-- What is asked --
Return the count of lines that hold the string "page", with no other words.

-- Record list --
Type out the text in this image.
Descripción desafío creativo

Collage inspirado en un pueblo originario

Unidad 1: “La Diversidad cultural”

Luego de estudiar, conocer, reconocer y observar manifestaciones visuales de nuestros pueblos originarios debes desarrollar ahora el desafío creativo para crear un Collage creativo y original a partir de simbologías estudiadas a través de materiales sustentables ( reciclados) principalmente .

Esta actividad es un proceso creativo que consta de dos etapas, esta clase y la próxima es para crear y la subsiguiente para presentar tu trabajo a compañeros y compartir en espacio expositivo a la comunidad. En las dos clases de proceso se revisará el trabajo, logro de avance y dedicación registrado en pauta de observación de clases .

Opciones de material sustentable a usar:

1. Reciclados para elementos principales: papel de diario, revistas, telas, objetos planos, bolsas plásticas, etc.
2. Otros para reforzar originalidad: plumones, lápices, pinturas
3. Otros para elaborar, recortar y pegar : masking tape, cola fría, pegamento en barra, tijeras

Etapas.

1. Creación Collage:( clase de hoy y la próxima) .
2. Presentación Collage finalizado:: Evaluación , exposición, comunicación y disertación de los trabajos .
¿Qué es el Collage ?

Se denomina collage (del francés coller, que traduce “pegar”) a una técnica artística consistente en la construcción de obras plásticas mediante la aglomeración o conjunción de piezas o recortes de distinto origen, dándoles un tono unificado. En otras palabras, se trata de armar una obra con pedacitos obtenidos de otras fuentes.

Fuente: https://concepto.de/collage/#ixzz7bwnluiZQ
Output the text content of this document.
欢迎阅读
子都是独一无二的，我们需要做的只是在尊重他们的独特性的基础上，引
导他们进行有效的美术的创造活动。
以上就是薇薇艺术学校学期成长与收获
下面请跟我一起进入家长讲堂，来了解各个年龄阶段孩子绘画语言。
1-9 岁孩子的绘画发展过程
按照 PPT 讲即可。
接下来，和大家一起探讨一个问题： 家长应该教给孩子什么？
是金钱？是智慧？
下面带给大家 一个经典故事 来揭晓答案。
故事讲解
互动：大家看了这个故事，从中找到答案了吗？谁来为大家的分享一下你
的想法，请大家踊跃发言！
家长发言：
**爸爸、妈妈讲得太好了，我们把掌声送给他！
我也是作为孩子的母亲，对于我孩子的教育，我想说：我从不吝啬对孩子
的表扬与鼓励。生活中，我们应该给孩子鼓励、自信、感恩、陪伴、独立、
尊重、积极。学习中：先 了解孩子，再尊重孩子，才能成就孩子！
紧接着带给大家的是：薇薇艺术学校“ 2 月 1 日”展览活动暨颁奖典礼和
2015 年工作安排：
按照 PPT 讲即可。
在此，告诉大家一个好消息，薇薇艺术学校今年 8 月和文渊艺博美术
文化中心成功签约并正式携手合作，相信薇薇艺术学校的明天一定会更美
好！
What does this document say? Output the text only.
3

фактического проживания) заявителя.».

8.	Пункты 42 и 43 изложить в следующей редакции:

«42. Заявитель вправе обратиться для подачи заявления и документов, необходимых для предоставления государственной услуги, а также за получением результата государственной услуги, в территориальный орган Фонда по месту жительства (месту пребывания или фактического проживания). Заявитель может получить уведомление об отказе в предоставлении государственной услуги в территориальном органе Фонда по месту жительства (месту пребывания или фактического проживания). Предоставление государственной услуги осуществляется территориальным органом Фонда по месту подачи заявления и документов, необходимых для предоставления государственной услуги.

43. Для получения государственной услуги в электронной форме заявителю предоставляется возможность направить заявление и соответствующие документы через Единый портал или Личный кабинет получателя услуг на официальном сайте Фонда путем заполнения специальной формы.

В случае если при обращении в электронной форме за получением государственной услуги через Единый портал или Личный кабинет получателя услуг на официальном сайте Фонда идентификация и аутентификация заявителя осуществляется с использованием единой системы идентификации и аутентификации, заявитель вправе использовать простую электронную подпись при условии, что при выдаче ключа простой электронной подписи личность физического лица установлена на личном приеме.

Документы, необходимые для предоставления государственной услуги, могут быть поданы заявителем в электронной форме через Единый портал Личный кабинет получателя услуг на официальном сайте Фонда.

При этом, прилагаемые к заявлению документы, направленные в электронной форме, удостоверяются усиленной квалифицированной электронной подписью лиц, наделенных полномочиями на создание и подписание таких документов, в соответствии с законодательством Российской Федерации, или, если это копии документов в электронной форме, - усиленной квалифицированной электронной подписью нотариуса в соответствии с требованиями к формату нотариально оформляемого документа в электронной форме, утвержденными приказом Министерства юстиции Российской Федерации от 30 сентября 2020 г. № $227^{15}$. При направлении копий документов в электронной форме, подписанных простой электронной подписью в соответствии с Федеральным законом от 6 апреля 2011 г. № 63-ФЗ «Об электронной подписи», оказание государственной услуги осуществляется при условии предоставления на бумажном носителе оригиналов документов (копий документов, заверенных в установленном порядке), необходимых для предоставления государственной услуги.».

==

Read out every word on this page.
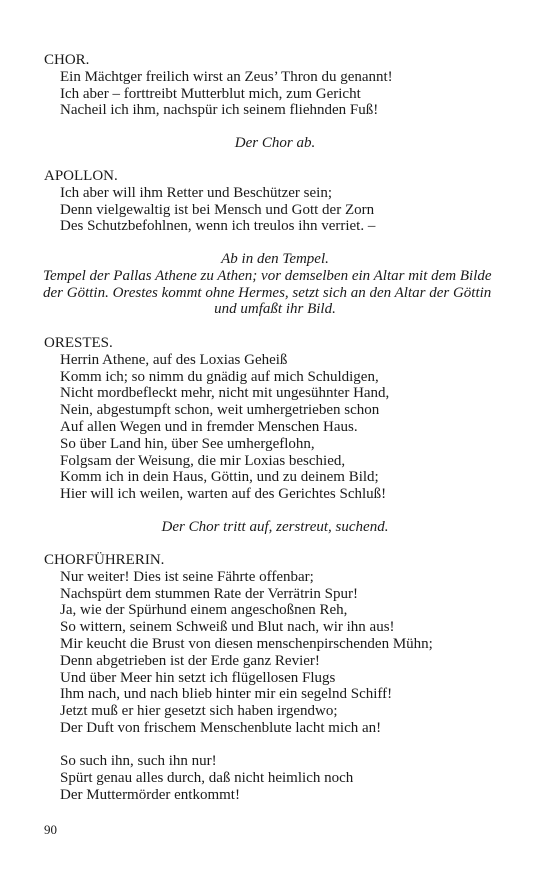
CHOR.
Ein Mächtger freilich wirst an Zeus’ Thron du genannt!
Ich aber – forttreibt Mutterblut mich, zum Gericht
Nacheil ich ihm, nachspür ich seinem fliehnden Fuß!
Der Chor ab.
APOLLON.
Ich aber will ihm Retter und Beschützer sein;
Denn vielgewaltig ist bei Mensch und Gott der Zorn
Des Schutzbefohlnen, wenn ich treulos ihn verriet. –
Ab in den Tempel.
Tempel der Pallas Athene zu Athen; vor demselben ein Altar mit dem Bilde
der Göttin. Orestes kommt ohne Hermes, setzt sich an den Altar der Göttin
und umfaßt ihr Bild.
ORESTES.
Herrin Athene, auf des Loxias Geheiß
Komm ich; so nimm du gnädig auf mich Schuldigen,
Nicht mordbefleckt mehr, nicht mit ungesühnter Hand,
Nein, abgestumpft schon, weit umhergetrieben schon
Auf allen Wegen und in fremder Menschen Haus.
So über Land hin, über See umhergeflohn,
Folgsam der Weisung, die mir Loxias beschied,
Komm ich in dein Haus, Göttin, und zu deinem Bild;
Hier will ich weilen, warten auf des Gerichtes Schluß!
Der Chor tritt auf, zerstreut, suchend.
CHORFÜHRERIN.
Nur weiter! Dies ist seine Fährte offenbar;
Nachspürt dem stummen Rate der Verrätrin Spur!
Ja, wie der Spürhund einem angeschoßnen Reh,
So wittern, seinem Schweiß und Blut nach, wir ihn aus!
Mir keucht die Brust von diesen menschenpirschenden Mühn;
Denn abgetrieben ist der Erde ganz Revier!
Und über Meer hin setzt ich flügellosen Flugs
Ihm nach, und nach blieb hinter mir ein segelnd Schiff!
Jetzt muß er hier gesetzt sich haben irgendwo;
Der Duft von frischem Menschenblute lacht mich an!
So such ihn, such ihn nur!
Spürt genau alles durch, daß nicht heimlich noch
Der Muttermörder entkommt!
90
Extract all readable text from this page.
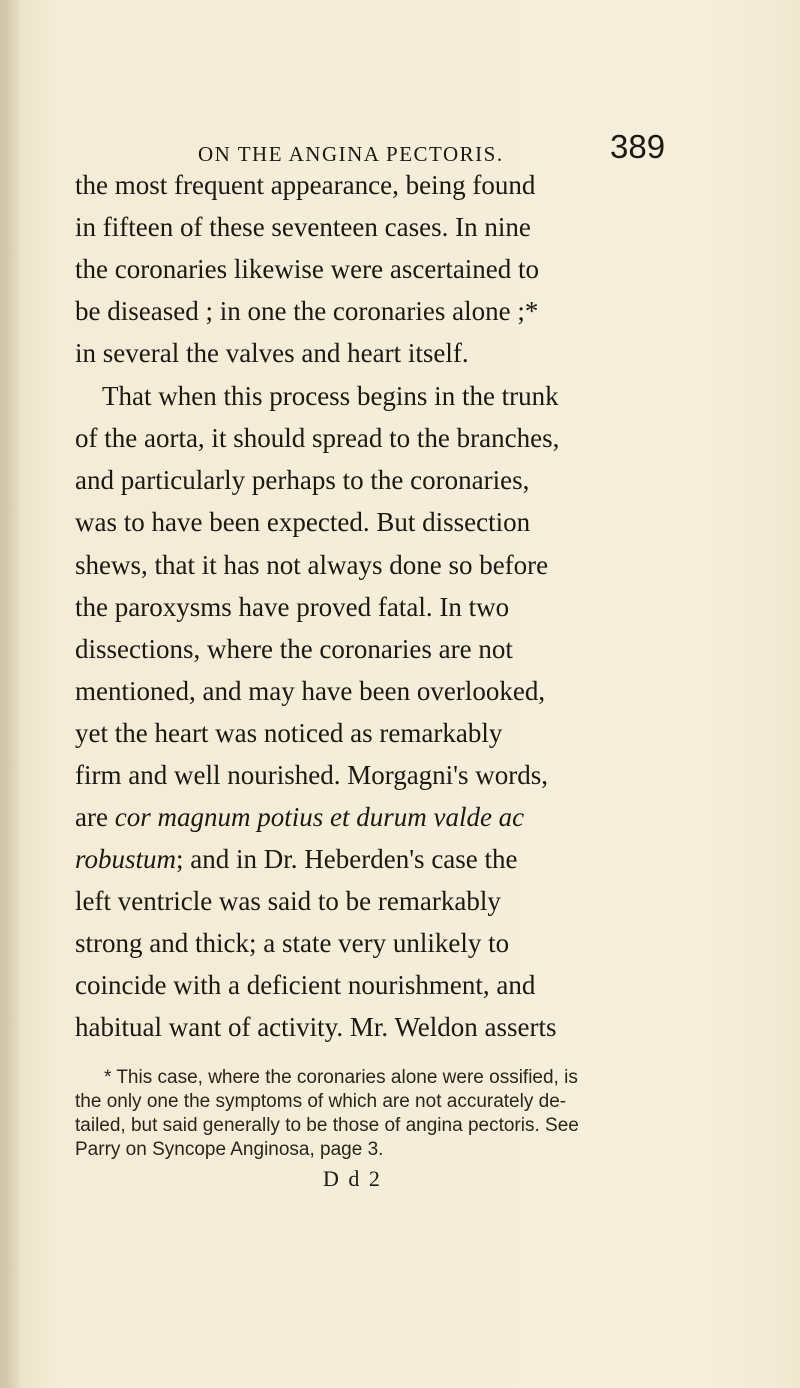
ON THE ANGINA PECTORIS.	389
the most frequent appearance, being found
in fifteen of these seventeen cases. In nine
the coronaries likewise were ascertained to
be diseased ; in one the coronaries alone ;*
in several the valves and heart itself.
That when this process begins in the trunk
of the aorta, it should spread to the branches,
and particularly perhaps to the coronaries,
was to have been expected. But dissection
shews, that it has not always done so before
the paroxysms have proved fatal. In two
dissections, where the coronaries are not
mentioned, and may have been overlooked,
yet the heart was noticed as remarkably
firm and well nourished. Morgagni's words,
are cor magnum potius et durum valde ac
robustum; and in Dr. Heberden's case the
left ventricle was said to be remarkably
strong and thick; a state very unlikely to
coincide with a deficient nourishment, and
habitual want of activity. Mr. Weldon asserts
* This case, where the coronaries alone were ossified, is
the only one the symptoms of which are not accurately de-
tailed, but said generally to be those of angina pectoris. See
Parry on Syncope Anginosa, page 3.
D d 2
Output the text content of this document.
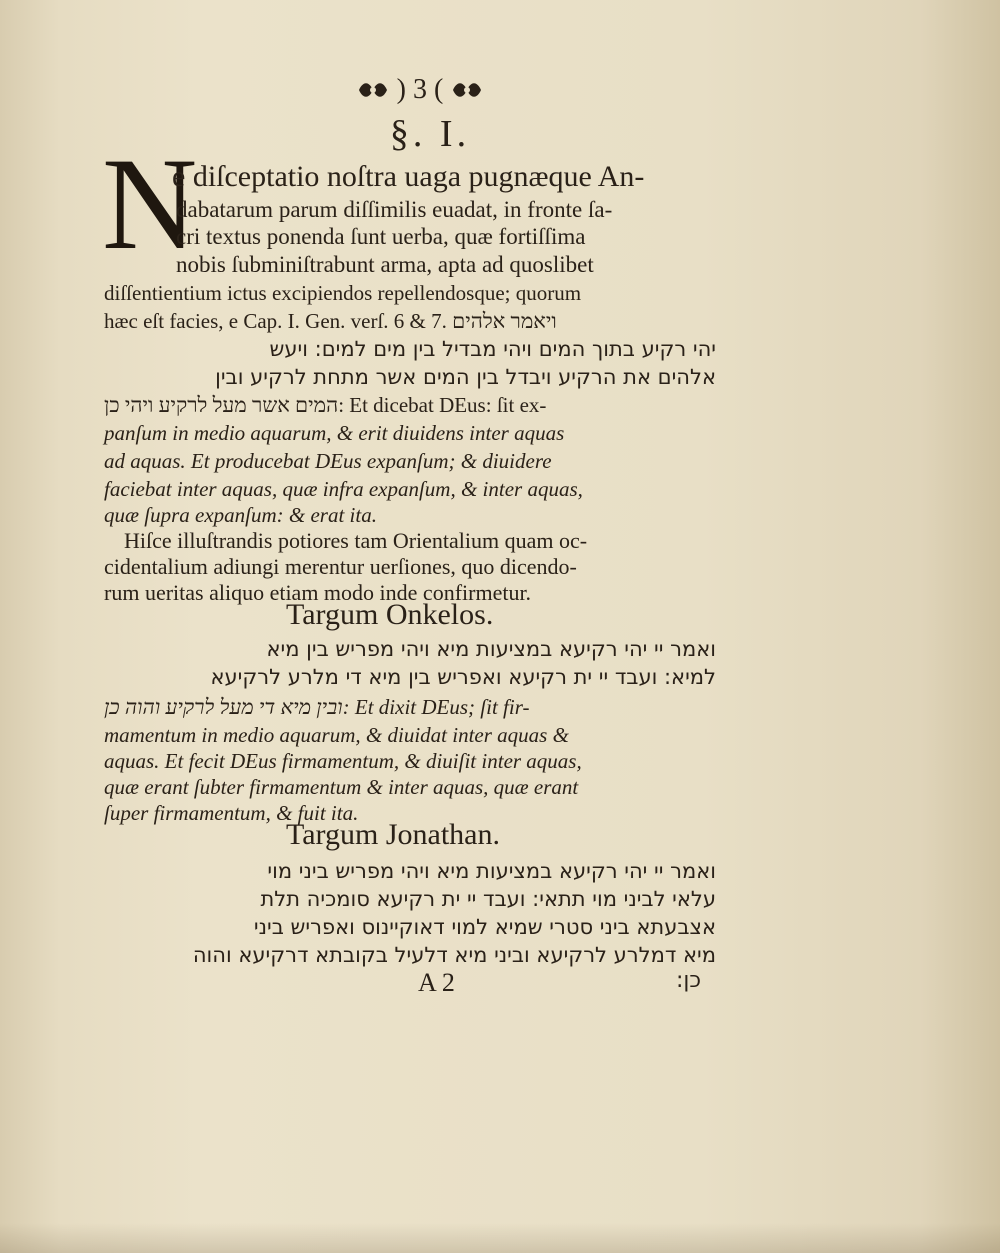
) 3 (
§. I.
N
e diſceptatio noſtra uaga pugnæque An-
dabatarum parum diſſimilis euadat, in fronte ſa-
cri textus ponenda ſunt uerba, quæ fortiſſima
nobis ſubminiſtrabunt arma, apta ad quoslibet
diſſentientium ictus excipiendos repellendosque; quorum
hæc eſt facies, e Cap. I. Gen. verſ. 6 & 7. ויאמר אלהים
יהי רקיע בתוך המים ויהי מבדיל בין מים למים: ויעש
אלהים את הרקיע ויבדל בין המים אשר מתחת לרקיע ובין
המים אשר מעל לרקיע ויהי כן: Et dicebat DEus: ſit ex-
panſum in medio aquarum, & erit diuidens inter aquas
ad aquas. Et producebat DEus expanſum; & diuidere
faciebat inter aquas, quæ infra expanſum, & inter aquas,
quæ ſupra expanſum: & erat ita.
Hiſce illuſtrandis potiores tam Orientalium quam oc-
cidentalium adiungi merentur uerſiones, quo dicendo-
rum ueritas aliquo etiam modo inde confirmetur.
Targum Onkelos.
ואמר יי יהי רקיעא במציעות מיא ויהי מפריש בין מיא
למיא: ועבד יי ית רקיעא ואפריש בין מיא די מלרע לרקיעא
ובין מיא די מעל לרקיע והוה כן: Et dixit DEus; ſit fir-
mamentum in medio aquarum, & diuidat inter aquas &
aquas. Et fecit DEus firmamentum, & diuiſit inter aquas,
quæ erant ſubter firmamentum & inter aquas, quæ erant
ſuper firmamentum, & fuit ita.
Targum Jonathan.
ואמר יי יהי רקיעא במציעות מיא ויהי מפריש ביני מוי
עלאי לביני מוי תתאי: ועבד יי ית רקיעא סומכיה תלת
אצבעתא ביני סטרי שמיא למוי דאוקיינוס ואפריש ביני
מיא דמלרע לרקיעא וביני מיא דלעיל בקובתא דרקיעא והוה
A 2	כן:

-- Full output --
3